◆ **EXERCISE DATA**
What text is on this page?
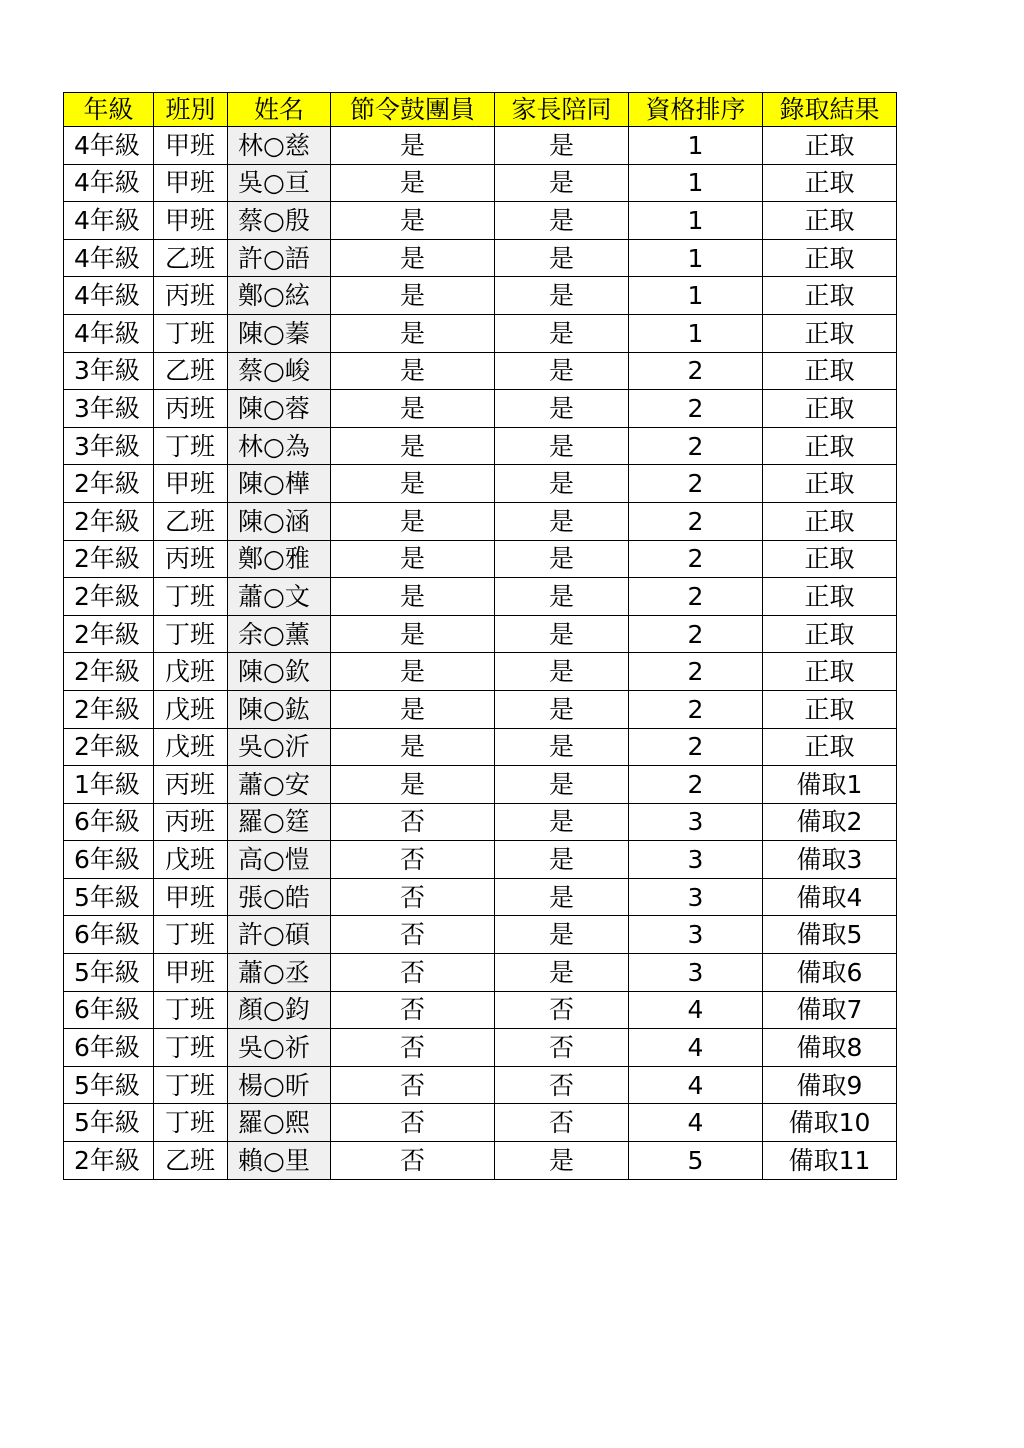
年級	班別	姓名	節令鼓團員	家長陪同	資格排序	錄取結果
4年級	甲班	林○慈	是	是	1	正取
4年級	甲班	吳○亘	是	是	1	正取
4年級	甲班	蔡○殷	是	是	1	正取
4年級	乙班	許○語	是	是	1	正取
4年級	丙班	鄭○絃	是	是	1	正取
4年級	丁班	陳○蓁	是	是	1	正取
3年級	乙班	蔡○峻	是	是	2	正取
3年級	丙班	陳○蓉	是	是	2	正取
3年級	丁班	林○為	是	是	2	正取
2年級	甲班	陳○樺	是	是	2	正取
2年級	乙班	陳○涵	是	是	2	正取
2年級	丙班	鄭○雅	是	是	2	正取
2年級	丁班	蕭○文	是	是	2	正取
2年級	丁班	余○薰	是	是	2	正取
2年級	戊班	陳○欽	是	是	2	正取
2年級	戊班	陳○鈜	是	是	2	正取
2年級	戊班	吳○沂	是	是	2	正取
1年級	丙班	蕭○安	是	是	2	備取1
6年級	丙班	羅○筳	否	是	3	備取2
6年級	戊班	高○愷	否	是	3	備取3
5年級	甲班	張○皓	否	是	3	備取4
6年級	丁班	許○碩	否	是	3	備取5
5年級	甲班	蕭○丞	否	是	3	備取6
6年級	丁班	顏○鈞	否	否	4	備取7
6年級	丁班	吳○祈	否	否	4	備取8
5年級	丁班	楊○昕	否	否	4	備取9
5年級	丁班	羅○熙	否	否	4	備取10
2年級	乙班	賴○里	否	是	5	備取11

◆ **AIM**
Your copy should hold every record word for word and none of the pictures.

◆ **FULL RESPONSE**
What text is on this page?
年級	班別	姓名	節令鼓團員	家長陪同	資格排序	錄取結果
4年級	甲班	林○慈	是	是	1	正取
4年級	甲班	吳○亘	是	是	1	正取
4年級	甲班	蔡○殷	是	是	1	正取
4年級	乙班	許○語	是	是	1	正取
4年級	丙班	鄭○絃	是	是	1	正取
4年級	丁班	陳○蓁	是	是	1	正取
3年級	乙班	蔡○峻	是	是	2	正取
3年級	丙班	陳○蓉	是	是	2	正取
3年級	丁班	林○為	是	是	2	正取
2年級	甲班	陳○樺	是	是	2	正取
2年級	乙班	陳○涵	是	是	2	正取
2年級	丙班	鄭○雅	是	是	2	正取
2年級	丁班	蕭○文	是	是	2	正取
2年級	丁班	余○薰	是	是	2	正取
2年級	戊班	陳○欽	是	是	2	正取
2年級	戊班	陳○鈜	是	是	2	正取
2年級	戊班	吳○沂	是	是	2	正取
1年級	丙班	蕭○安	是	是	2	備取1
6年級	丙班	羅○筳	否	是	3	備取2
6年級	戊班	高○愷	否	是	3	備取3
5年級	甲班	張○皓	否	是	3	備取4
6年級	丁班	許○碩	否	是	3	備取5
5年級	甲班	蕭○丞	否	是	3	備取6
6年級	丁班	顏○鈞	否	否	4	備取7
6年級	丁班	吳○祈	否	否	4	備取8
5年級	丁班	楊○昕	否	否	4	備取9
5年級	丁班	羅○熙	否	否	4	備取10
2年級	乙班	賴○里	否	是	5	備取11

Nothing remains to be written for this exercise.